§ TO BE DONE:
Show all lines holding "plugging".

# START OF RECORDS PROVIDED

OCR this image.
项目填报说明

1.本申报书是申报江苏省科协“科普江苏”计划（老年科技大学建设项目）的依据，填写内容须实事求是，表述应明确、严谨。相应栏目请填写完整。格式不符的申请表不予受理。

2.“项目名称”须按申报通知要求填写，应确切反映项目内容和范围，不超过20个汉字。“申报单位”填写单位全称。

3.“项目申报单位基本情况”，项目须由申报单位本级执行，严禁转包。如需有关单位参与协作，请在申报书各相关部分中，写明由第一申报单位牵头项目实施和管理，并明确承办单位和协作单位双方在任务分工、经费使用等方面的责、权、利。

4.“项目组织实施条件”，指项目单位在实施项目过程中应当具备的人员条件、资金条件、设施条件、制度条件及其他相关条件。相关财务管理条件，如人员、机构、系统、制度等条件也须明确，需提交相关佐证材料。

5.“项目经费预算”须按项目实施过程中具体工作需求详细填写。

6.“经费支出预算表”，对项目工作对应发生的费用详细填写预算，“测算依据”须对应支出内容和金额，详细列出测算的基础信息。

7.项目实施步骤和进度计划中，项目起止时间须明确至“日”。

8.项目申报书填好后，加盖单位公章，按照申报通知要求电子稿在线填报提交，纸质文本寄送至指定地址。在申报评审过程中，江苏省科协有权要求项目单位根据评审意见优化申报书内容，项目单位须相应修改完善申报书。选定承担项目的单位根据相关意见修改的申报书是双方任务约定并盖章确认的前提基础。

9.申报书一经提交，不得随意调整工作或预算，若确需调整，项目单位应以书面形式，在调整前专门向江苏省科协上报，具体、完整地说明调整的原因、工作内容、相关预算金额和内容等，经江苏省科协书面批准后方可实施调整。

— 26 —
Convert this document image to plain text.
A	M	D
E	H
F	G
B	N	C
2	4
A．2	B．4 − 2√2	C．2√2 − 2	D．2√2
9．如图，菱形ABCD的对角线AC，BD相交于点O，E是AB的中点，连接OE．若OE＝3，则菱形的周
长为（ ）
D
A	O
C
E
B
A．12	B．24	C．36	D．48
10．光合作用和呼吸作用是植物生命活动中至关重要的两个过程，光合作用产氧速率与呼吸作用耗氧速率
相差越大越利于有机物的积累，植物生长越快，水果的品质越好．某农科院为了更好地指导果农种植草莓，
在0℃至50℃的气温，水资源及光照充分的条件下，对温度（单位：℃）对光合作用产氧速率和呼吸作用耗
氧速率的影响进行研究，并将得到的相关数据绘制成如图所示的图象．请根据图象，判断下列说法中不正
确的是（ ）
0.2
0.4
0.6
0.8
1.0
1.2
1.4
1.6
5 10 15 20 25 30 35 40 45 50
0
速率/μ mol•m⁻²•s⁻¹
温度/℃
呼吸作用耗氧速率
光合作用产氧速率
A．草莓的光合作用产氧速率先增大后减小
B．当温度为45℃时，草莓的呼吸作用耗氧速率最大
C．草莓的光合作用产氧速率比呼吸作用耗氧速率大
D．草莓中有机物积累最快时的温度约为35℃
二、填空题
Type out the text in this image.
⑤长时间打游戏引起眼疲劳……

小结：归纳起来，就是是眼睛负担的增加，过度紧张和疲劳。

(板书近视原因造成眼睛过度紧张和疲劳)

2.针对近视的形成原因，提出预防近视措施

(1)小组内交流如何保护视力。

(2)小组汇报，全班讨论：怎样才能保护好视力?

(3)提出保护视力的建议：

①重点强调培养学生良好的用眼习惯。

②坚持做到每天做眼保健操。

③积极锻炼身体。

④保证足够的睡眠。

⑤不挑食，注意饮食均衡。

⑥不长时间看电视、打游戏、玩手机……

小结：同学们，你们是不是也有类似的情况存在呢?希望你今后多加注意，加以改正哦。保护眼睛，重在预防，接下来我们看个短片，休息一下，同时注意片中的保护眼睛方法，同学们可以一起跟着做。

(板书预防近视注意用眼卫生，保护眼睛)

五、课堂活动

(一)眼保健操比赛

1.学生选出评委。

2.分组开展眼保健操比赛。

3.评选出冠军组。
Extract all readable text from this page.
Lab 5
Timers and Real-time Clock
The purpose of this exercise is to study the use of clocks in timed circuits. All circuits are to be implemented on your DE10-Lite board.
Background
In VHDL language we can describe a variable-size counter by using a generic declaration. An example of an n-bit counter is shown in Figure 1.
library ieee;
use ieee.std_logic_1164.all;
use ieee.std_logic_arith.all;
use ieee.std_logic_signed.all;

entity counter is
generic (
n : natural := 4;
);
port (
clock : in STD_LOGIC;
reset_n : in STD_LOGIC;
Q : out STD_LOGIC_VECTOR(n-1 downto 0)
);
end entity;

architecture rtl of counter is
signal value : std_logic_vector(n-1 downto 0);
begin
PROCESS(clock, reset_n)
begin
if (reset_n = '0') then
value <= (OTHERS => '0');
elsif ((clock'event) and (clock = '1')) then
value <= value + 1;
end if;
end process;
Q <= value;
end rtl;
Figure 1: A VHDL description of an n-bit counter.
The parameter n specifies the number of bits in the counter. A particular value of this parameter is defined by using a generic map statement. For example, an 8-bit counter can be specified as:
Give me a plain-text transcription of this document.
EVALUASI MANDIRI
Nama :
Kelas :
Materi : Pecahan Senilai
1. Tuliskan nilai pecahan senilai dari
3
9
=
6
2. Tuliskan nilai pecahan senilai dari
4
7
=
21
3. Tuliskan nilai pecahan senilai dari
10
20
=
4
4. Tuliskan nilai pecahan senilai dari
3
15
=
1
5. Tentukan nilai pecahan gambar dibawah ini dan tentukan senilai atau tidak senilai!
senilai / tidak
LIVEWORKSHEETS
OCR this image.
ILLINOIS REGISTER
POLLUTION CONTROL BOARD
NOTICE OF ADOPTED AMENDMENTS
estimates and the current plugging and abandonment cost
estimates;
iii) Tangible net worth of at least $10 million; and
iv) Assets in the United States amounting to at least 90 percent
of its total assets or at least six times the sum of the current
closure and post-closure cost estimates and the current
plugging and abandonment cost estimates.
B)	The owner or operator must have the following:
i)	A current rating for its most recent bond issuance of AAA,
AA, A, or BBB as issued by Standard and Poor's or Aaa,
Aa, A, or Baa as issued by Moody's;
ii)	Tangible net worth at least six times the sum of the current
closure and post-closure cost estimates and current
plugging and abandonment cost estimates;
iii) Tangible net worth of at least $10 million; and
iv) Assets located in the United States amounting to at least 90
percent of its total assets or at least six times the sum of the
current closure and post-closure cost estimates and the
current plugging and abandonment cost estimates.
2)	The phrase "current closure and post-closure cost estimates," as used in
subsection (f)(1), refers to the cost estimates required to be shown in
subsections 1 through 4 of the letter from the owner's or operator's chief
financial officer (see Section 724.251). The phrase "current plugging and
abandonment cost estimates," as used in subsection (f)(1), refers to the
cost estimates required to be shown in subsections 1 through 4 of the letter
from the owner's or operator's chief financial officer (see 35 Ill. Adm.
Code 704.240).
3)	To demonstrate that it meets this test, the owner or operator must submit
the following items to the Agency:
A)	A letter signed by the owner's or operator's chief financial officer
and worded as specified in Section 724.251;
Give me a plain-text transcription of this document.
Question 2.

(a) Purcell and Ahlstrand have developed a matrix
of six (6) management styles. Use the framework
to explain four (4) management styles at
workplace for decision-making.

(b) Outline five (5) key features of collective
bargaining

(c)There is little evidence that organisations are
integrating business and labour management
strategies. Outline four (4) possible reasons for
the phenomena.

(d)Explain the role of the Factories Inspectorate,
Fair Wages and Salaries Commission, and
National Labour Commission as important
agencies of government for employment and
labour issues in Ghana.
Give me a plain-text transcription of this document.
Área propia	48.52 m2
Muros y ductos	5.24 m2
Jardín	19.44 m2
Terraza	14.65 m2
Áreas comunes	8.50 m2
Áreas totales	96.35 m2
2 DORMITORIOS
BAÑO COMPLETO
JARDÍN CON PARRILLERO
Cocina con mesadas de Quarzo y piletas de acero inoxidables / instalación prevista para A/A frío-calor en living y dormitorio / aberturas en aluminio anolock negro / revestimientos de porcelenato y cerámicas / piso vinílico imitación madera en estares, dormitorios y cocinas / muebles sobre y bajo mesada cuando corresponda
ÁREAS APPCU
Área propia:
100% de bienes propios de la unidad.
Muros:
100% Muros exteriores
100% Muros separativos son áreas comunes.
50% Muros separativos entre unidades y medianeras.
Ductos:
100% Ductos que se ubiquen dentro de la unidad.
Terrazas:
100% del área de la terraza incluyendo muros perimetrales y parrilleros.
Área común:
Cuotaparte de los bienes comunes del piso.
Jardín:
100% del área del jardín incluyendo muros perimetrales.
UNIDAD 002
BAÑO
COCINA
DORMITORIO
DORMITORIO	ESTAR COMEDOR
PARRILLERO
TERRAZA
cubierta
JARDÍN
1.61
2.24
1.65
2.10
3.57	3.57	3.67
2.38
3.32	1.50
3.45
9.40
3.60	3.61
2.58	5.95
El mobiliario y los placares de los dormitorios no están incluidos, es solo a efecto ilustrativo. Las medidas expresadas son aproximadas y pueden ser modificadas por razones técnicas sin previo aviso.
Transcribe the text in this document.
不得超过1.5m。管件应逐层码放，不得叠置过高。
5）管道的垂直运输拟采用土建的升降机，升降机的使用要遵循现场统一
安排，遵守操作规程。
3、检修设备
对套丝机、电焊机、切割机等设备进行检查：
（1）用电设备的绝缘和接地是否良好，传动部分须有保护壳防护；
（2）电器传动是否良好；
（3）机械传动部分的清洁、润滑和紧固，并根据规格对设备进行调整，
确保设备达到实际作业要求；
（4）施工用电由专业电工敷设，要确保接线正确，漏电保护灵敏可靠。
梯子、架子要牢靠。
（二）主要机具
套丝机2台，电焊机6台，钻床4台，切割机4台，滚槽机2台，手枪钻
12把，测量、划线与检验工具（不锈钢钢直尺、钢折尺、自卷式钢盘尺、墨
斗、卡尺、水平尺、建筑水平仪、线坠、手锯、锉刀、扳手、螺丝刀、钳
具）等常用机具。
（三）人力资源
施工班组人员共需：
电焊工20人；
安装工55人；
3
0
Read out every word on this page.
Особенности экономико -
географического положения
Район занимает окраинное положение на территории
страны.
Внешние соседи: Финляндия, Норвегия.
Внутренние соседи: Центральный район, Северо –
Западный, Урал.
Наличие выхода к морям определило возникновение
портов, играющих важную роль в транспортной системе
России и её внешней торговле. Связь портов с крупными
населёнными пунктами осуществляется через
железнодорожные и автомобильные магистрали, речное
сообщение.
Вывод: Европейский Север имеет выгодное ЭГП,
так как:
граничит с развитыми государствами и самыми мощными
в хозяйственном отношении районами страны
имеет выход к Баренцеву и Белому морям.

# END OF RECORDS PROVIDED

§ RESULT FOR THIS EXERCISE:
estimates and the current plugging and abandonment cost
plugging and abandonment cost estimates.
plugging and abandonment cost estimates;
current plugging and abandonment cost estimates.
financial officer (see Section 724.251). The phrase "current plugging and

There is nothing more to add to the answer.